Exercise prompt: Your answer should be a single number: the count of lines that include "this".

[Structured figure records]
╭──

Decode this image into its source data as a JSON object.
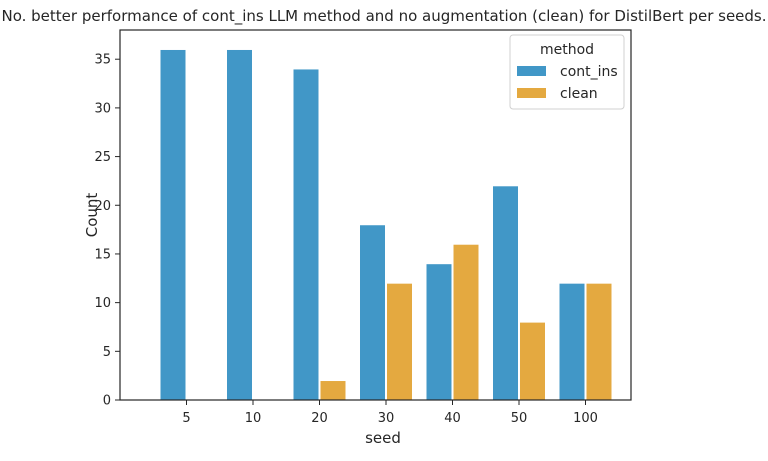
{
  "chart_data": {
    "type": "bar",
    "title": "No. better performance of cont_ins LLM method and no augmentation (clean) for DistilBert per seeds.",
    "xlabel": "seed",
    "ylabel": "Count",
    "categories": [
      "5",
      "10",
      "20",
      "30",
      "40",
      "50",
      "100"
    ],
    "series": [
      {
        "name": "cont_ins",
        "values": [
          36,
          36,
          34,
          18,
          14,
          22,
          12
        ],
        "color": "#4197c7"
      },
      {
        "name": "clean",
        "values": [
          0,
          0,
          2,
          12,
          16,
          8,
          12
        ],
        "color": "#e4a940"
      }
    ],
    "ylim": [
      0,
      38
    ],
    "yticks": [
      0,
      5,
      10,
      15,
      20,
      25,
      30,
      35
    ],
    "grid": false,
    "legend": {
      "title": "method",
      "placement": "top-right"
    }
  }
}
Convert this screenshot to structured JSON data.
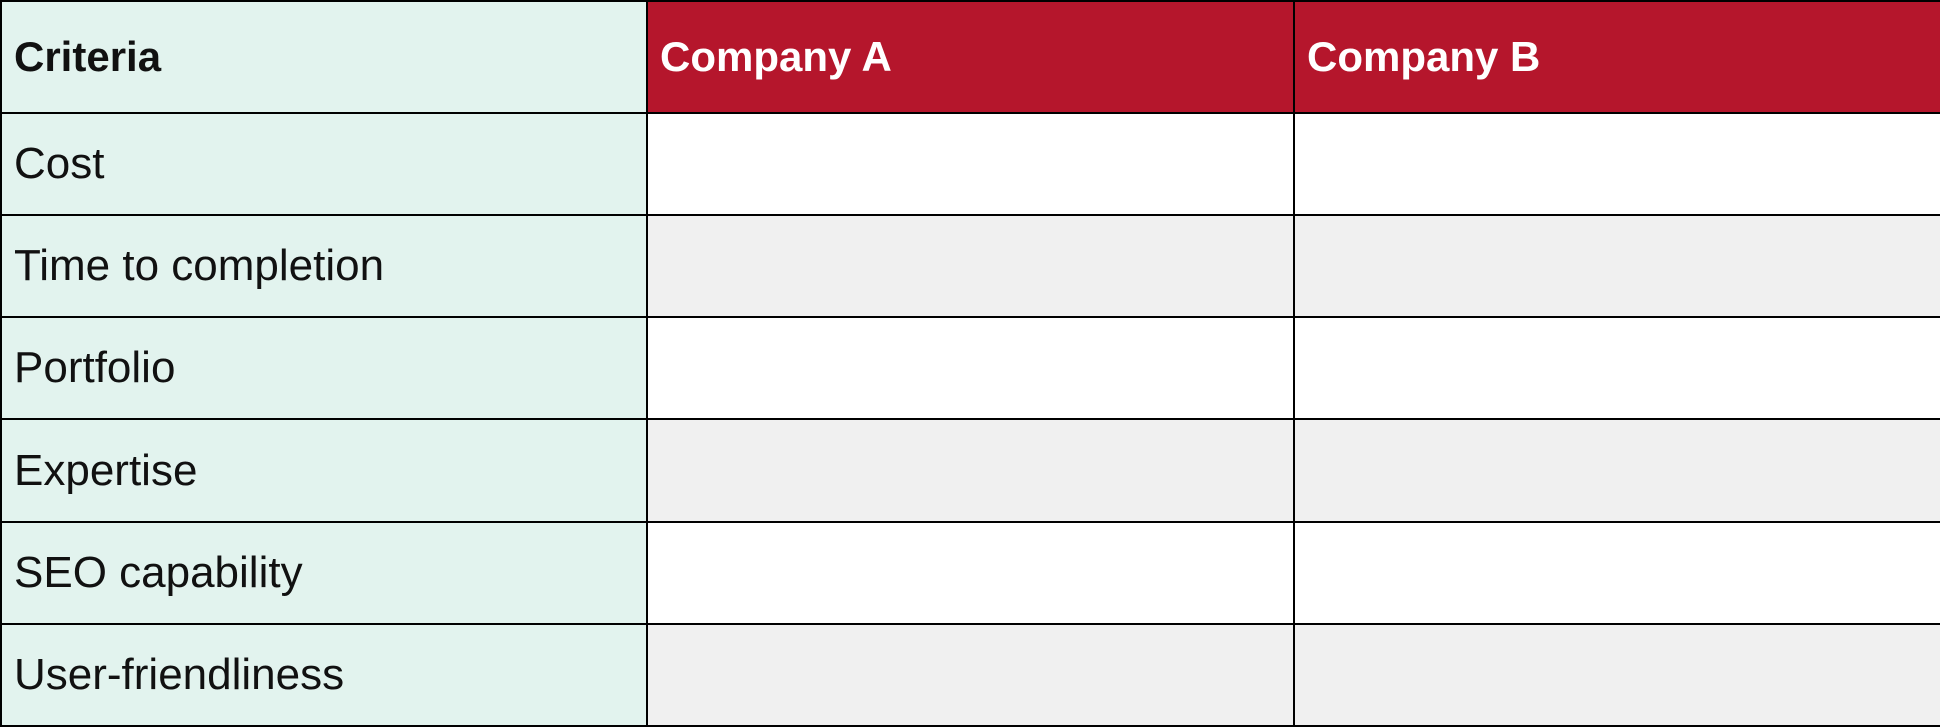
{
  "table": {
    "header": [
      "Criteria",
      "Company A",
      "Company B"
    ],
    "rows": [
      "Cost",
      "Time to completion",
      "Portfolio",
      "Expertise",
      "SEO capability",
      "User-friendliness"
    ]
  }
}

╰──

Task result: 2